§ Directions
Examine the records and identify each line that includes the string "triangle". Copy those lines.

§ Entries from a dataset
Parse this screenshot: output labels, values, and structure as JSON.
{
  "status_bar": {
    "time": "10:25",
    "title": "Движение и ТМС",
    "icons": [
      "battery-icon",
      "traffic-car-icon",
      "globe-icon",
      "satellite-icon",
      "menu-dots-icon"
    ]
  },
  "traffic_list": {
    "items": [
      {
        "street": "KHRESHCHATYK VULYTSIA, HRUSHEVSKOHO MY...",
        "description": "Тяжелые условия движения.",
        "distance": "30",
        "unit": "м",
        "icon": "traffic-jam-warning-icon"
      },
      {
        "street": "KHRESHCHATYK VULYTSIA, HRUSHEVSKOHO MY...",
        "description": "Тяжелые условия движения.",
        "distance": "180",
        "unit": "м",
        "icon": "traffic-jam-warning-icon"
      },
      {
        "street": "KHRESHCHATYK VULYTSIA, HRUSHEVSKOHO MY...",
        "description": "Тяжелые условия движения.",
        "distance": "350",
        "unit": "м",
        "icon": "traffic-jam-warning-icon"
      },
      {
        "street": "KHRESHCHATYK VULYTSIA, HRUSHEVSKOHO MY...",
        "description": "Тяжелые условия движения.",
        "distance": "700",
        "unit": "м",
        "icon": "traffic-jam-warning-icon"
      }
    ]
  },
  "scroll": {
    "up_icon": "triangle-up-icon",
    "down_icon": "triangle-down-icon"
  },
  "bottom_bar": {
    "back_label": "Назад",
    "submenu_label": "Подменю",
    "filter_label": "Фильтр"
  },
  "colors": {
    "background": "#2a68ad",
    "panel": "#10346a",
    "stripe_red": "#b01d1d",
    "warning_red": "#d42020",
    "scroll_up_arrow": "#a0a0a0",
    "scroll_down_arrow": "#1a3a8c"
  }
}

==

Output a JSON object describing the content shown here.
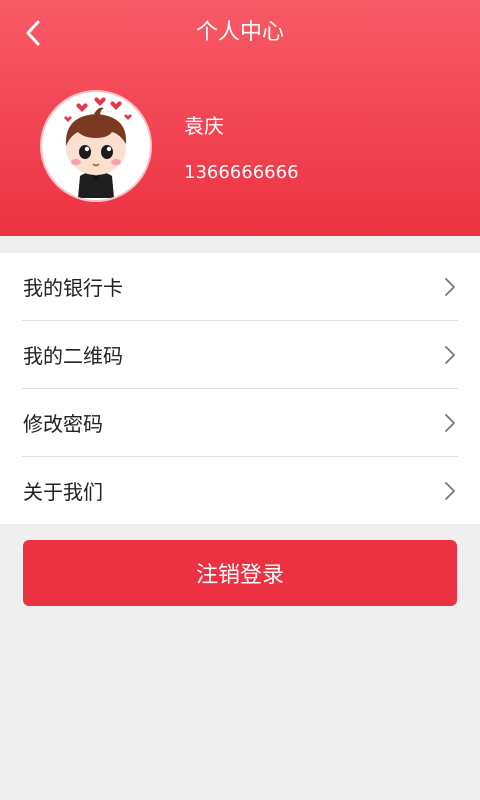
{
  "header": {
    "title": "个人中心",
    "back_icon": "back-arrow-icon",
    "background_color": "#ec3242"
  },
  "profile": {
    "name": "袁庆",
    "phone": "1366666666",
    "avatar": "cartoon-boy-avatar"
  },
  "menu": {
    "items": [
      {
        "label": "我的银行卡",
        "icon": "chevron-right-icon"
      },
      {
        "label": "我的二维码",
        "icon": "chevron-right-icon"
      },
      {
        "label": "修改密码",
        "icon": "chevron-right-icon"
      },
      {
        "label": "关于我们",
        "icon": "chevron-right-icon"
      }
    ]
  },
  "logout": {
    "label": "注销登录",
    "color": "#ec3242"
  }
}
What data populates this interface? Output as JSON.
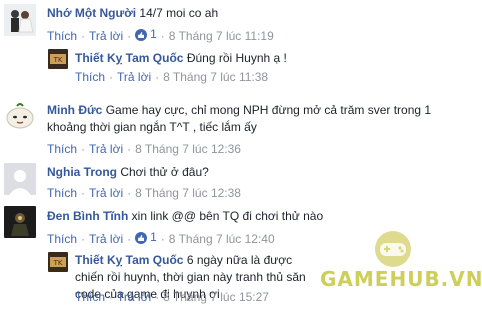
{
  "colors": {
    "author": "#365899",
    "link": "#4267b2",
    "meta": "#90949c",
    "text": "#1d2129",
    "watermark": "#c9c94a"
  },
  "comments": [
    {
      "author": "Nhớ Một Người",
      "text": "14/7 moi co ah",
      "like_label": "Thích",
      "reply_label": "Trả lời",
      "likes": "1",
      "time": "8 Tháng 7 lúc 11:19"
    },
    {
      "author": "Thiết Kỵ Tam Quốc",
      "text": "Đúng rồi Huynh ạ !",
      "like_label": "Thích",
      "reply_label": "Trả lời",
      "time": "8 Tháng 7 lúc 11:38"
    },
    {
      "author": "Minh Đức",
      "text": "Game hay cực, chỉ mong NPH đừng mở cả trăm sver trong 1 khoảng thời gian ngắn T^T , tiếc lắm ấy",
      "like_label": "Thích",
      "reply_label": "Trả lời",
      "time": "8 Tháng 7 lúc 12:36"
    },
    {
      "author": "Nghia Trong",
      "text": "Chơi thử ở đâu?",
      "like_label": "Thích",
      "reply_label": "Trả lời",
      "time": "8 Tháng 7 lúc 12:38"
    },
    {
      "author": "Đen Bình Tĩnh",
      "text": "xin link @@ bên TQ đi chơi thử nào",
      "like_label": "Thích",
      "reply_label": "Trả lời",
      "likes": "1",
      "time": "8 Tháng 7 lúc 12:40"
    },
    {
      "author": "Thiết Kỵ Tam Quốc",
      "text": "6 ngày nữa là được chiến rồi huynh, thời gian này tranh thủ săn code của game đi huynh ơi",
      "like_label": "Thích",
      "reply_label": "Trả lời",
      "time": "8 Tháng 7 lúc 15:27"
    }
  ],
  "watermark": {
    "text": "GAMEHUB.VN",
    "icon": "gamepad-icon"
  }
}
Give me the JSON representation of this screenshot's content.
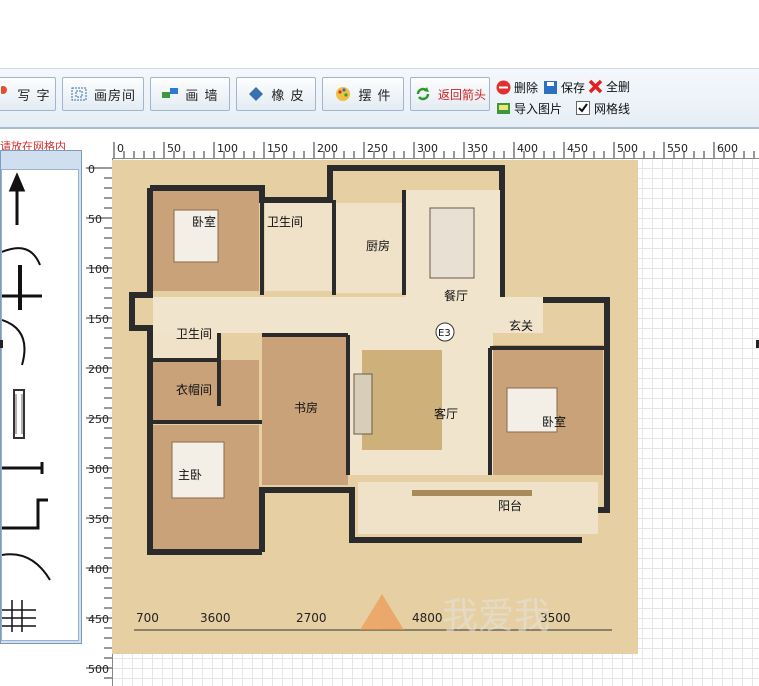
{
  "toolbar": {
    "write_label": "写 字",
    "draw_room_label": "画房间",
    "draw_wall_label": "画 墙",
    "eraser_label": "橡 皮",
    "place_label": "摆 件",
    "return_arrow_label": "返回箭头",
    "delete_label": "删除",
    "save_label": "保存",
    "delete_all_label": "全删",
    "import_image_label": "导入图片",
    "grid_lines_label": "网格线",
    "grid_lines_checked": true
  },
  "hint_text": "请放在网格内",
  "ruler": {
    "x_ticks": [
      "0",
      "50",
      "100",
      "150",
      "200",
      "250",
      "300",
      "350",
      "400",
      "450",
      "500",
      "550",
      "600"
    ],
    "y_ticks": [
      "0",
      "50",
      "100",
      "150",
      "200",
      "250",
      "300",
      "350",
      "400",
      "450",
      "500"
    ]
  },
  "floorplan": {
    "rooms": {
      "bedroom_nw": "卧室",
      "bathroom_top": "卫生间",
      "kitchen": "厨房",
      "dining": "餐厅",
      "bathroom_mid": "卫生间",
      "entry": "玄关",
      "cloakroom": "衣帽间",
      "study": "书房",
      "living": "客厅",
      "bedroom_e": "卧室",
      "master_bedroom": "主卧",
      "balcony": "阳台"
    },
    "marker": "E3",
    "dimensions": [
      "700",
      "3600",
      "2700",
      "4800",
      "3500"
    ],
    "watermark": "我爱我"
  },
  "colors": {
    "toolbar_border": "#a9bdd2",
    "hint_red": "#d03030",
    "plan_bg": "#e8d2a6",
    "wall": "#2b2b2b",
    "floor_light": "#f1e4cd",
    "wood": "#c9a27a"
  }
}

§ Expected answer
    "up_icon": "triangle-up-icon",
    "down_icon": "triangle-down-icon"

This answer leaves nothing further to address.